§ **Task statement**: Look through the data for the string "object". Copy every line where it is found.

┌────────

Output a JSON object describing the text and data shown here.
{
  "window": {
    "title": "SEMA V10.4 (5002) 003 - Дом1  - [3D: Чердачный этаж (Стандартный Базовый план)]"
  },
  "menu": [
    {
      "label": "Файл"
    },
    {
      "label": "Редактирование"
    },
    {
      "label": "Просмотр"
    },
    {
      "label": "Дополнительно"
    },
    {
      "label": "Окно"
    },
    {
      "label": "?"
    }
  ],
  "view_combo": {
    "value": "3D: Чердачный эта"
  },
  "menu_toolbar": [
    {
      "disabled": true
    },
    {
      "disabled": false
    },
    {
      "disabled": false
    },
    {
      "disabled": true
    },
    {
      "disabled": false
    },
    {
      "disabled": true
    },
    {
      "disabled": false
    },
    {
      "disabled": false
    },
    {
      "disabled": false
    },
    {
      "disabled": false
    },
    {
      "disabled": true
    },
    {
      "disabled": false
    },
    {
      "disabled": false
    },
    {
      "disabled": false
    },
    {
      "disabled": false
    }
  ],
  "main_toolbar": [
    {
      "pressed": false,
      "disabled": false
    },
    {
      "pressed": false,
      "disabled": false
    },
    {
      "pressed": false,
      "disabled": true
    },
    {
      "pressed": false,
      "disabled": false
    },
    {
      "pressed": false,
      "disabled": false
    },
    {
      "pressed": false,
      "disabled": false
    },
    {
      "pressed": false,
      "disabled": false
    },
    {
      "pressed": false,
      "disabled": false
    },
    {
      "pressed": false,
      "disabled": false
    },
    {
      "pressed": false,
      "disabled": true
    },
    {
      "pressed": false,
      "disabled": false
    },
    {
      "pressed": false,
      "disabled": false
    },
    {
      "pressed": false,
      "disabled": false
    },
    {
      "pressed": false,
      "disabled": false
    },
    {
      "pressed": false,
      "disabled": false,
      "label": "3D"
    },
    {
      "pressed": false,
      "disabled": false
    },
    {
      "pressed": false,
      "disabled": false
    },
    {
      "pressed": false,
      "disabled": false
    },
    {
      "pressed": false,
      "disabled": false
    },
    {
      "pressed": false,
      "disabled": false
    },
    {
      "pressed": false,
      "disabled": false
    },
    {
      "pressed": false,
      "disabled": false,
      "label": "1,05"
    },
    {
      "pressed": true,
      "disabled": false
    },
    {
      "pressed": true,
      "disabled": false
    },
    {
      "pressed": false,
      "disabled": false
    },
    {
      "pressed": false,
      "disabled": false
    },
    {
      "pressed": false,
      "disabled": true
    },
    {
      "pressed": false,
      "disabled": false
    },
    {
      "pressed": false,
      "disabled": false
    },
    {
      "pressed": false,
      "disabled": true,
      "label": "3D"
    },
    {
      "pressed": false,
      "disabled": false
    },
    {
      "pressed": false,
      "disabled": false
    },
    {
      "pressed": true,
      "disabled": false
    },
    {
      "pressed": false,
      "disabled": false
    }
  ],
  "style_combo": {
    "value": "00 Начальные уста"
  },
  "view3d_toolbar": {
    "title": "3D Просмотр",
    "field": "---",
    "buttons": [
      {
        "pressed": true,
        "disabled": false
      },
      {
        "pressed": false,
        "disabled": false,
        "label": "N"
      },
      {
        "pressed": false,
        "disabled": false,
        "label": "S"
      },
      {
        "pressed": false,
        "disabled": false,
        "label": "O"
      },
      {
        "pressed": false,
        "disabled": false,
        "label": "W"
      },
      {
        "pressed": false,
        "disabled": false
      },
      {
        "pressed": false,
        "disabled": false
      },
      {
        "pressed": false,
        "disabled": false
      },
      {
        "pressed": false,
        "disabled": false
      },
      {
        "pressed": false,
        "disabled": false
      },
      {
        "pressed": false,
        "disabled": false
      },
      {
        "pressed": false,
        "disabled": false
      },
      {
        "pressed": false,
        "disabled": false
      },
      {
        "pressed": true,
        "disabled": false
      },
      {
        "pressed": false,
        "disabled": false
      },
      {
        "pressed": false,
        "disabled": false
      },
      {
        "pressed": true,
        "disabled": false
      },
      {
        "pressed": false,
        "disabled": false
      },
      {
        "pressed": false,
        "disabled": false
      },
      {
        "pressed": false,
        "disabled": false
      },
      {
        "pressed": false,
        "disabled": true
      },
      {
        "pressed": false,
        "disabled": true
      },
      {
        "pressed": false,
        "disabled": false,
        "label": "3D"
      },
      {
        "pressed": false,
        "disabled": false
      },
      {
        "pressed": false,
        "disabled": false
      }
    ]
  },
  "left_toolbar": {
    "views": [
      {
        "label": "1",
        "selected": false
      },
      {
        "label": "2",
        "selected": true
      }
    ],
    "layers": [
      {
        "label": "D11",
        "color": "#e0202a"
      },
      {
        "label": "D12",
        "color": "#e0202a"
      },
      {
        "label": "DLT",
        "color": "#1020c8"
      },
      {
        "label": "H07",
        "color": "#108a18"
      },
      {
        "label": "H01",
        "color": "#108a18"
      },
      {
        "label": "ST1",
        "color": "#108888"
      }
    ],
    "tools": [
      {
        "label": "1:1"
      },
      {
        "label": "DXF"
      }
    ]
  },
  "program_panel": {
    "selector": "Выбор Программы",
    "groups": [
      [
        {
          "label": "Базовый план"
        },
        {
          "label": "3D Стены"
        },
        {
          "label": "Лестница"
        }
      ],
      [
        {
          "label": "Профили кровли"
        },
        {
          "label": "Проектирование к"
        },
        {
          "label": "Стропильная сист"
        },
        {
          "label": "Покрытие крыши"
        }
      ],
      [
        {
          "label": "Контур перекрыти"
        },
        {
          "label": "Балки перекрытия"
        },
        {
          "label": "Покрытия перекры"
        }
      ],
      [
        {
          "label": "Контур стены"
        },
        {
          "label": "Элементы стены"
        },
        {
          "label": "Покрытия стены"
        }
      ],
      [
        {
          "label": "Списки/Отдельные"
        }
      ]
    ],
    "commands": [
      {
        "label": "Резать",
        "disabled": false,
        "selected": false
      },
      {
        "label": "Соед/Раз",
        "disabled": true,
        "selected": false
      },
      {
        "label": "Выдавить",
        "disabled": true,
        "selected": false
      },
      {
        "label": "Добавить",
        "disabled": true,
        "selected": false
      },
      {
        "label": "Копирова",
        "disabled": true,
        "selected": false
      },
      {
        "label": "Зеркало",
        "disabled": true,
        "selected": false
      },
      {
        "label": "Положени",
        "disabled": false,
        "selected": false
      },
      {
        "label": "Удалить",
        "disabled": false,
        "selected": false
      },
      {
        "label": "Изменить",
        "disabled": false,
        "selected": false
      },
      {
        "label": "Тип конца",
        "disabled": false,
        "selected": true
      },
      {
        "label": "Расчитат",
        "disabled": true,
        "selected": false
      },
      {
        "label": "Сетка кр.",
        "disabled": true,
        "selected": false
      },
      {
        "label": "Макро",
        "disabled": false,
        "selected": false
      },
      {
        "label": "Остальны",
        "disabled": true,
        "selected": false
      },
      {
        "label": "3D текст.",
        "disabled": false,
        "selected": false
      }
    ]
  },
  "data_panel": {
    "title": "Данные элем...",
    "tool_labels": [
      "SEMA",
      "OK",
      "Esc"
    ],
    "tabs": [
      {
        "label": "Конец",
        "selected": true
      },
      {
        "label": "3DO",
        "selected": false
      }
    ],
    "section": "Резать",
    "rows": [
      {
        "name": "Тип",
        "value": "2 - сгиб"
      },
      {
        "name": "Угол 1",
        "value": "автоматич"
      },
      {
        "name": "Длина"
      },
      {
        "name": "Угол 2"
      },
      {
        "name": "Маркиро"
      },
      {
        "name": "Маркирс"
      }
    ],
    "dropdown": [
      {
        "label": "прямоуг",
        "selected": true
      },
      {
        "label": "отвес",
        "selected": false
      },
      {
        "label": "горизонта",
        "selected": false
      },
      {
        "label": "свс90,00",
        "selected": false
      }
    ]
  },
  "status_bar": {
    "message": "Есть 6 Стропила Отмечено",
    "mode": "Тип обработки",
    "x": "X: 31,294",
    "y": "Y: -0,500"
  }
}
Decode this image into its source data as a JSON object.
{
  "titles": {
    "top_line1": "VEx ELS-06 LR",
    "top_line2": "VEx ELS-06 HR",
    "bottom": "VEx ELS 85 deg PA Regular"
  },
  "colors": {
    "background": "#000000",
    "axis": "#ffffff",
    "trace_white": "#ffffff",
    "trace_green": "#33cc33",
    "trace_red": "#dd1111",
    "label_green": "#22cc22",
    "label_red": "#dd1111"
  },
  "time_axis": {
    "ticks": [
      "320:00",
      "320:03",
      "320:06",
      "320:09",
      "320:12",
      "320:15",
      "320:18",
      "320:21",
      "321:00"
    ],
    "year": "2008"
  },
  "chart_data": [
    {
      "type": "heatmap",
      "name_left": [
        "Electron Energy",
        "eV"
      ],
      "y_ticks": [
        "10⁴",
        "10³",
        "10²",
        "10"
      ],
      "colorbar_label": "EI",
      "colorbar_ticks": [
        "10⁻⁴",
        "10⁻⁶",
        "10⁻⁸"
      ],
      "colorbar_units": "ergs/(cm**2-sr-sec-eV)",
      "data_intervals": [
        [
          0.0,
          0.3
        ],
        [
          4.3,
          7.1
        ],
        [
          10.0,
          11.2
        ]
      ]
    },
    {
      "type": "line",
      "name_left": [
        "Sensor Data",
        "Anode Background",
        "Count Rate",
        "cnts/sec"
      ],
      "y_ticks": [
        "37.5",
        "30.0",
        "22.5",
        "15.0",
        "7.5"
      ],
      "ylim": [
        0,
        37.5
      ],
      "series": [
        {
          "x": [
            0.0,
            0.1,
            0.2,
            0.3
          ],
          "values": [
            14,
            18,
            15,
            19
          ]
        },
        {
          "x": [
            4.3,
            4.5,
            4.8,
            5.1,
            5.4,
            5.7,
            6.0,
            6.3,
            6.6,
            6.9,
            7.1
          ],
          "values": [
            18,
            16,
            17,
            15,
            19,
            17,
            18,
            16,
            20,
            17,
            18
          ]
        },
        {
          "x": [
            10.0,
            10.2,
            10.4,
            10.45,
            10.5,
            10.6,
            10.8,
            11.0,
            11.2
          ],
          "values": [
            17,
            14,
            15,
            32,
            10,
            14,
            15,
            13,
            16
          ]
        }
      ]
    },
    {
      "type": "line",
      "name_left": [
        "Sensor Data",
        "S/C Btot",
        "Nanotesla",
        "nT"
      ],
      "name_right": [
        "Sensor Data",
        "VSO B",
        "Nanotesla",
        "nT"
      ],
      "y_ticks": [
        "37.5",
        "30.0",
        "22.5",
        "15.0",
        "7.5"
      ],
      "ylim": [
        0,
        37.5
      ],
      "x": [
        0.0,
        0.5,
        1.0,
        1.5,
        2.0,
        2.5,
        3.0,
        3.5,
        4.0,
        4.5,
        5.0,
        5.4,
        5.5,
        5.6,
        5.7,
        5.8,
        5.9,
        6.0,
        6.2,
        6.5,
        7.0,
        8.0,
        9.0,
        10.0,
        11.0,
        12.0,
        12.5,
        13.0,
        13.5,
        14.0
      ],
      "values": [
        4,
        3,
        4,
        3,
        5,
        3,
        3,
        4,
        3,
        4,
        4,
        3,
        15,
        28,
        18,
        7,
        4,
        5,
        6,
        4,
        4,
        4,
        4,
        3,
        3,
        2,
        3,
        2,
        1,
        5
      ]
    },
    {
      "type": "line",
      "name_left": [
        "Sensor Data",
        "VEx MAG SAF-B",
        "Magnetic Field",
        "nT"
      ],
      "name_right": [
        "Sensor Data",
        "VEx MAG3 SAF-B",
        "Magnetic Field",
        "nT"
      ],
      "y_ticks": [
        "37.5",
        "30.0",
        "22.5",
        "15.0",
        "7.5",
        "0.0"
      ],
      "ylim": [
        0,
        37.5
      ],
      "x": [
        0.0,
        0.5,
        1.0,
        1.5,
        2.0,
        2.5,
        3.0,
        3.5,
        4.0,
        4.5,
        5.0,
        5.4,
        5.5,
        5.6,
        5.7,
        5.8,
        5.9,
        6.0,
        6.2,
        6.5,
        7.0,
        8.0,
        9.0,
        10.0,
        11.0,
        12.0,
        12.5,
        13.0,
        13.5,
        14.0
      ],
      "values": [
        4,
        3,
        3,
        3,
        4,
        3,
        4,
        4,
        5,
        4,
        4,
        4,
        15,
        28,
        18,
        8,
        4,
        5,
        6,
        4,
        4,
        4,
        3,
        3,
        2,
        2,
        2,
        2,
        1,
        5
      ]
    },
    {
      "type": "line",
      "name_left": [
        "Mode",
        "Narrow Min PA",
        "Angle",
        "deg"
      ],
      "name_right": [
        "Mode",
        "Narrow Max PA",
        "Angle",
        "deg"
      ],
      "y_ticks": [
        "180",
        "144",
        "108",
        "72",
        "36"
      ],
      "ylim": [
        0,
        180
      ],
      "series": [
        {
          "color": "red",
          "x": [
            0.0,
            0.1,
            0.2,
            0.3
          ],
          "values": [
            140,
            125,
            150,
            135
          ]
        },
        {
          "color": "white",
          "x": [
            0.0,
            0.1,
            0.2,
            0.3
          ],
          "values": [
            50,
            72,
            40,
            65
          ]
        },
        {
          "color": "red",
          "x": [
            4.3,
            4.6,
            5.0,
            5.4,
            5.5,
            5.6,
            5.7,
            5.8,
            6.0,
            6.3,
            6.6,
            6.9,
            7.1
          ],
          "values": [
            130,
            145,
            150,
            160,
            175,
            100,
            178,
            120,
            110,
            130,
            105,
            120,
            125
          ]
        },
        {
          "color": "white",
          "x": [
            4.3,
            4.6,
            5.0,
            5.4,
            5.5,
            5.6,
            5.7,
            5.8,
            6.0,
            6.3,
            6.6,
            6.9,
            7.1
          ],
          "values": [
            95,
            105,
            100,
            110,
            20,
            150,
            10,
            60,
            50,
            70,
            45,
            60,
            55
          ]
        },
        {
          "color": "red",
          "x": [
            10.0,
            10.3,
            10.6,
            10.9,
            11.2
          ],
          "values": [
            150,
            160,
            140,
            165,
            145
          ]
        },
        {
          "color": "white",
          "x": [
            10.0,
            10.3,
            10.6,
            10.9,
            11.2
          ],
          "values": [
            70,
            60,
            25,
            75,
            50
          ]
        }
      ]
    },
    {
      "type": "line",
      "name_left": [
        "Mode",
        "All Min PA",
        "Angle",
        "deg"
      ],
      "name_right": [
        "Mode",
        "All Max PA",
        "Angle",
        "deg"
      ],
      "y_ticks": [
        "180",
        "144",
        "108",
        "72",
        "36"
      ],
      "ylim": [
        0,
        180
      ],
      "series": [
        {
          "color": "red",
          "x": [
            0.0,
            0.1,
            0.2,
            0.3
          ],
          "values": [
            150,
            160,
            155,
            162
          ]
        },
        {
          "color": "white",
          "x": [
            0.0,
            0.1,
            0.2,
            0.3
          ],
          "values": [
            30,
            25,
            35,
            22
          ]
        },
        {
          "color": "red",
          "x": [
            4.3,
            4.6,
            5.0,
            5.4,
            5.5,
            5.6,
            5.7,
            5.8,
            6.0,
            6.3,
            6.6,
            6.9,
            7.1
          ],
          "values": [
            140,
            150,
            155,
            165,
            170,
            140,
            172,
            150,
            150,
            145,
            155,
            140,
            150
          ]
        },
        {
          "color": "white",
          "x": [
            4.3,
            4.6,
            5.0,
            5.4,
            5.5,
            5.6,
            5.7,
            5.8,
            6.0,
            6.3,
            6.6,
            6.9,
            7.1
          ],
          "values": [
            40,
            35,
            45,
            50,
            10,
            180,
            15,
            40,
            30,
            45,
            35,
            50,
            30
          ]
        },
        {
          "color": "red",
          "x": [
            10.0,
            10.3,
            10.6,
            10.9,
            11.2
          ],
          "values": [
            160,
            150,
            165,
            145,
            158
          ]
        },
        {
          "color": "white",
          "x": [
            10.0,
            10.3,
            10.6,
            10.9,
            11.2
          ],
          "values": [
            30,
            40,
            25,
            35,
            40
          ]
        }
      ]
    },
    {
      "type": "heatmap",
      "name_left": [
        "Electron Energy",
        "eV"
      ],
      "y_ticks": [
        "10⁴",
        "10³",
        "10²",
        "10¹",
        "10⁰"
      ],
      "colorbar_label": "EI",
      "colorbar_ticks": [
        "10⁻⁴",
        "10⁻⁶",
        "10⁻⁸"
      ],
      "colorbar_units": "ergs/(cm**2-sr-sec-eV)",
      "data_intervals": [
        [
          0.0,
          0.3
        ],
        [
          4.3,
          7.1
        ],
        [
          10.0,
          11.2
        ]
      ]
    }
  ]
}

└────────

§ **Written response**:
Output a JSON object describing the text and data shown here.
Decode this image into its source data as a JSON object.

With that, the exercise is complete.